Using the records below, give the number of lines where the word "name" appears, with no further output.
══════════════════════════════
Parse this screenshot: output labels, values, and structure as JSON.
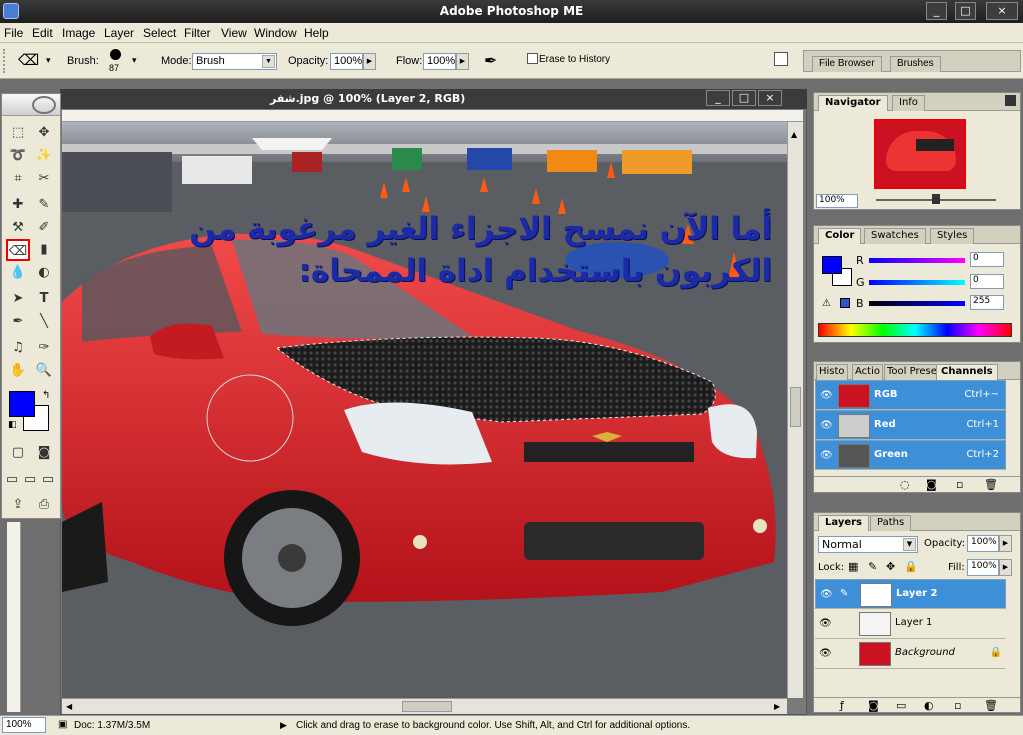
{
  "window": {
    "title": "Adobe Photoshop ME",
    "buttons": [
      "_",
      "□",
      "×"
    ]
  },
  "menu": [
    "File",
    "Edit",
    "Image",
    "Layer",
    "Select",
    "Filter",
    "View",
    "Window",
    "Help"
  ],
  "options": {
    "brush_label": "Brush:",
    "brush_size": "87",
    "mode_label": "Mode:",
    "mode_value": "Brush",
    "opacity_label": "Opacity:",
    "opacity_value": "100%",
    "flow_label": "Flow:",
    "flow_value": "100%",
    "erase_history": "Erase to History",
    "palette_well_tabs": [
      "File Browser",
      "Brushes"
    ]
  },
  "document": {
    "title": "شفر.jpg @ 100% (Layer 2, RGB)",
    "overlay_text_line1": "أما الآن نمسح الاجزاء الغير مرغوبة من",
    "overlay_text_line2": "الكربون باستخدام اداة الممحاة:"
  },
  "navigator": {
    "tabs": [
      "Navigator",
      "Info"
    ],
    "zoom": "100%"
  },
  "color_panel": {
    "tabs": [
      "Color",
      "Swatches",
      "Styles"
    ],
    "labels": [
      "R",
      "G",
      "B"
    ],
    "values": [
      "0",
      "0",
      "255"
    ],
    "foreground": "#0000ff",
    "background": "#ffffff"
  },
  "channels_panel": {
    "tabs": [
      "Histo",
      "Actio",
      "Tool Prese",
      "Channels"
    ],
    "rows": [
      {
        "name": "RGB",
        "shortcut": "Ctrl+~"
      },
      {
        "name": "Red",
        "shortcut": "Ctrl+1"
      },
      {
        "name": "Green",
        "shortcut": "Ctrl+2"
      }
    ]
  },
  "layers_panel": {
    "tabs": [
      "Layers",
      "Paths"
    ],
    "blend_mode": "Normal",
    "opacity_label": "Opacity:",
    "opacity_value": "100%",
    "lock_label": "Lock:",
    "fill_label": "Fill:",
    "fill_value": "100%",
    "layers": [
      {
        "name": "Layer 2"
      },
      {
        "name": "Layer 1"
      },
      {
        "name": "Background"
      }
    ]
  },
  "status": {
    "zoom": "100%",
    "doc": "Doc: 1.37M/3.5M",
    "hint": "Click and drag to erase to background color.  Use Shift, Alt, and Ctrl for additional options."
  },
  "colors": {
    "selection": "#3d8fd8",
    "accent_red": "#e00000"
  }
}
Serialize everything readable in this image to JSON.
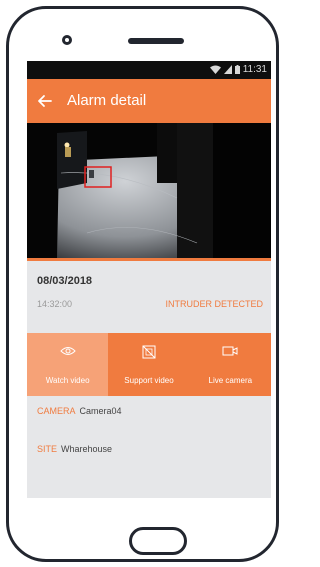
{
  "status_bar": {
    "time": "11:31"
  },
  "app_bar": {
    "title": "Alarm detail"
  },
  "alarm": {
    "date": "08/03/2018",
    "time": "14:32:00",
    "event": "INTRUDER DETECTED"
  },
  "actions": [
    {
      "label": "Watch video",
      "icon": "eye-icon"
    },
    {
      "label": "Support video",
      "icon": "no-video-icon"
    },
    {
      "label": "Live camera",
      "icon": "video-camera-icon"
    }
  ],
  "details": {
    "camera_label": "CAMERA",
    "camera_value": "Camera04",
    "site_label": "SITE",
    "site_value": "Wharehouse"
  },
  "colors": {
    "accent": "#f07b3f",
    "accent_light": "#f6a277",
    "background": "#e6e7e9"
  }
}
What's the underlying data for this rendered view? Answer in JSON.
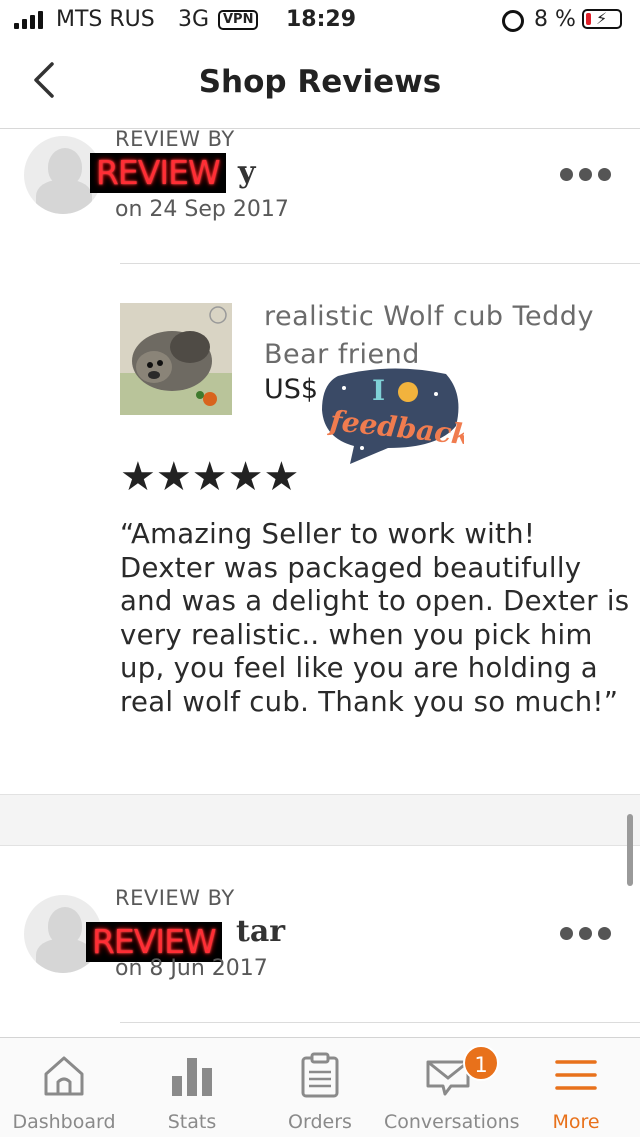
══════════════════════════════
*ANSWER IN FULL:* 6